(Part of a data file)
· · ·

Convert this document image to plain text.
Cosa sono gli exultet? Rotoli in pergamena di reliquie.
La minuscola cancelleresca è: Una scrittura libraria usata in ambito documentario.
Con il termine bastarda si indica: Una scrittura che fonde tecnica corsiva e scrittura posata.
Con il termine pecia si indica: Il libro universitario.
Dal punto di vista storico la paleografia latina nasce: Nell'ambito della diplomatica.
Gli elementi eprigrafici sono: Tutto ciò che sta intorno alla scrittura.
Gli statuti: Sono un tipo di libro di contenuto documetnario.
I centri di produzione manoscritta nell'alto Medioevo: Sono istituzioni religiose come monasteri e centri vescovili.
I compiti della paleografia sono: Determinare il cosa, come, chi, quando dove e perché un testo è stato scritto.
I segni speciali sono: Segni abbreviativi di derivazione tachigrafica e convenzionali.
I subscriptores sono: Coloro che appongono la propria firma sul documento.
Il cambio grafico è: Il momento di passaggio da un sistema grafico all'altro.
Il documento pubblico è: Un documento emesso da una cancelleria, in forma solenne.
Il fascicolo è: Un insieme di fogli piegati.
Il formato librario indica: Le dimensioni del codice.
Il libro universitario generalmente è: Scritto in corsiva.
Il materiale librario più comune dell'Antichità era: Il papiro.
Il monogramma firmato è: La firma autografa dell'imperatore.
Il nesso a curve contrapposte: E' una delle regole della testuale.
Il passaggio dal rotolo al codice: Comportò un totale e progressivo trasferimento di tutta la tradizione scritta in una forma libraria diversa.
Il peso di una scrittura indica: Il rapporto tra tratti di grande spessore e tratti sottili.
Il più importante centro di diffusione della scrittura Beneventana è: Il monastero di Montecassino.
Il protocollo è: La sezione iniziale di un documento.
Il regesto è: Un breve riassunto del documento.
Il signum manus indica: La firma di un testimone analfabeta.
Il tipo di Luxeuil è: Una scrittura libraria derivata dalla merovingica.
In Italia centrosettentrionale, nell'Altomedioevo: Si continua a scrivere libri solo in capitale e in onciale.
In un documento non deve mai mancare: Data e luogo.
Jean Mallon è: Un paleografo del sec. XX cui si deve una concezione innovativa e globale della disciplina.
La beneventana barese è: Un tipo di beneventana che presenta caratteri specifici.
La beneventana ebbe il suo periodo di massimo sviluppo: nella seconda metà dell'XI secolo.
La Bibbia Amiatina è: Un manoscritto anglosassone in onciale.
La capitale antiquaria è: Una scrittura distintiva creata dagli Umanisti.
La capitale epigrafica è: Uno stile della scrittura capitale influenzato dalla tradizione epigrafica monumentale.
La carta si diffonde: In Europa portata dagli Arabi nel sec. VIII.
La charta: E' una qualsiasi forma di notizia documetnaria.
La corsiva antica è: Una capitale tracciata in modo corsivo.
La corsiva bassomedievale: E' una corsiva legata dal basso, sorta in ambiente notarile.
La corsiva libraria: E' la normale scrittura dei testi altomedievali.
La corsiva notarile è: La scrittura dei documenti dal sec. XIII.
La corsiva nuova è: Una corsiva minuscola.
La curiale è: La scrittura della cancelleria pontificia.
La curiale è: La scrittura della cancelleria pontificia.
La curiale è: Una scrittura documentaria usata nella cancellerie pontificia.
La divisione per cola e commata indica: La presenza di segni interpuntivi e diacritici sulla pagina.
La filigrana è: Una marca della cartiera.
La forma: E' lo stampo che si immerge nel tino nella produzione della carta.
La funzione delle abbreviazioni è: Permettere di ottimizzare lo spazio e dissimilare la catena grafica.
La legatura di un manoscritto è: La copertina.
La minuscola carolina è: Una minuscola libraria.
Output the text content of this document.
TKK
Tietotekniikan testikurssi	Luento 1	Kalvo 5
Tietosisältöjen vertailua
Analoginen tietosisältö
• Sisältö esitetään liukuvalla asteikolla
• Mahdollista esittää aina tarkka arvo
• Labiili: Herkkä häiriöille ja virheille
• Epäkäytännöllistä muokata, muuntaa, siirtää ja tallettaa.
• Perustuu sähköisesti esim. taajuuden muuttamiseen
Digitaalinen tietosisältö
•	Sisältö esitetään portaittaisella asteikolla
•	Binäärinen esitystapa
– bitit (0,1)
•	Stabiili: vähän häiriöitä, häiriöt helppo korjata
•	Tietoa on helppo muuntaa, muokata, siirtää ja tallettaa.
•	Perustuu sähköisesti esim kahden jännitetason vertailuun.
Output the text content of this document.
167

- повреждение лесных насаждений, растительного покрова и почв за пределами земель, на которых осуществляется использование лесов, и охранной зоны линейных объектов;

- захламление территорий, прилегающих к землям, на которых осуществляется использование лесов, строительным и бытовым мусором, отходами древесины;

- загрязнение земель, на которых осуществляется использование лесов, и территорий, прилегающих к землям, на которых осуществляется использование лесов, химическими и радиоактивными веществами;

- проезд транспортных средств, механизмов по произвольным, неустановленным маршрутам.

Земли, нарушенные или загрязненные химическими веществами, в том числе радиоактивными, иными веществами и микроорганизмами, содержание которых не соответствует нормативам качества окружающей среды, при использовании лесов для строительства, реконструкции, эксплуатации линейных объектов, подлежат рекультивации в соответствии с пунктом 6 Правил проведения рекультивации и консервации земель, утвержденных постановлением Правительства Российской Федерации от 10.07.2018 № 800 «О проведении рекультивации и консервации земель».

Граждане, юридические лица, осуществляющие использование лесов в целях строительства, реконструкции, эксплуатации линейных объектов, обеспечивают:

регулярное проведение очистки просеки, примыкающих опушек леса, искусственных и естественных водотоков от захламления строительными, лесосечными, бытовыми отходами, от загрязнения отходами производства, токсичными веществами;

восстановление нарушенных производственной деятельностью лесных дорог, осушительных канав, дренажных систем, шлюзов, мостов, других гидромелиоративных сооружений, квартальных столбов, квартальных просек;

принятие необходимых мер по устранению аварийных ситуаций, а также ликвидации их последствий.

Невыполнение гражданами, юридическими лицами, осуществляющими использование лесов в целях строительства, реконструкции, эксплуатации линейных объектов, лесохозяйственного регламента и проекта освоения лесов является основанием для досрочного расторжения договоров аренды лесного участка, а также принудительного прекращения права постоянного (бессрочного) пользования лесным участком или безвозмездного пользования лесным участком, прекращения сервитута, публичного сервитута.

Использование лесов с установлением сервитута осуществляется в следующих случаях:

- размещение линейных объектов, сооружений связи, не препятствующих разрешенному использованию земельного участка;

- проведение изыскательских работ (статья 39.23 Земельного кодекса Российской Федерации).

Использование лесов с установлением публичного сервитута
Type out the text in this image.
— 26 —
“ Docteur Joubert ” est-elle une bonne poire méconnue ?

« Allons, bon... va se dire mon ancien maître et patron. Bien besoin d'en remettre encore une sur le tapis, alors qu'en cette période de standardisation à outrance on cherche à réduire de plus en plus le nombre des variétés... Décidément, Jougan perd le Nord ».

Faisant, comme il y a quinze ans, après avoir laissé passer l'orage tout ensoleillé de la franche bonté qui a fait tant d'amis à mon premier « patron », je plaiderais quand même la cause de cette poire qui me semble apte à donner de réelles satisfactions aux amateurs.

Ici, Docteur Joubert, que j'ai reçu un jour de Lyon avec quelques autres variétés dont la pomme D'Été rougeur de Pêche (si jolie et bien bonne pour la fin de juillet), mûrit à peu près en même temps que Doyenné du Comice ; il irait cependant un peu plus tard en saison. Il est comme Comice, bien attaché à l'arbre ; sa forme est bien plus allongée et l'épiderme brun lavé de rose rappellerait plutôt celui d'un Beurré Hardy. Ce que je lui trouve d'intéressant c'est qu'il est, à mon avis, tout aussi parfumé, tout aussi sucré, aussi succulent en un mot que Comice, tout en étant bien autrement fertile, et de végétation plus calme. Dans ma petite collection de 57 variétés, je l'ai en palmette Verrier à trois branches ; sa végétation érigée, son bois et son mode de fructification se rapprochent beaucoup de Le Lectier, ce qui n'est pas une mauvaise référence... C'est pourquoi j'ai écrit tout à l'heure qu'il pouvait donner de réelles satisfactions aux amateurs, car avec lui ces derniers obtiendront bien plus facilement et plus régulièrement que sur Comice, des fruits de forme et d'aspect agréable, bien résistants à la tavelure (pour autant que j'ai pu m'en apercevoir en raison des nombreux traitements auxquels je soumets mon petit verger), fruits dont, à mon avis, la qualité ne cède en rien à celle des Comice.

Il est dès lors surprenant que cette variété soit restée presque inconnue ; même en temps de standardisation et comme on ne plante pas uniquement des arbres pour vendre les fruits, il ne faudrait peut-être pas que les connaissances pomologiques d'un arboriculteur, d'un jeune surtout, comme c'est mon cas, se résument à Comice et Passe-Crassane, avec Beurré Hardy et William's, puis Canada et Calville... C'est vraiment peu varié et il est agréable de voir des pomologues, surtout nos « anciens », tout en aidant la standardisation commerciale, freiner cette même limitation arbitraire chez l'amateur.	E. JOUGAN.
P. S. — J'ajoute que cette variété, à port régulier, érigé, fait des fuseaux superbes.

· · ·

* [PROBLEM] Copy out each line of the material that holds the word "libro".

* [THE SOLUTION]
Con il termine pecia si indica: Il libro universitario.
Gli statuti: Sono un tipo di libro di contenuto documetnario.
Il libro universitario generalmente è: Scritto in corsiva.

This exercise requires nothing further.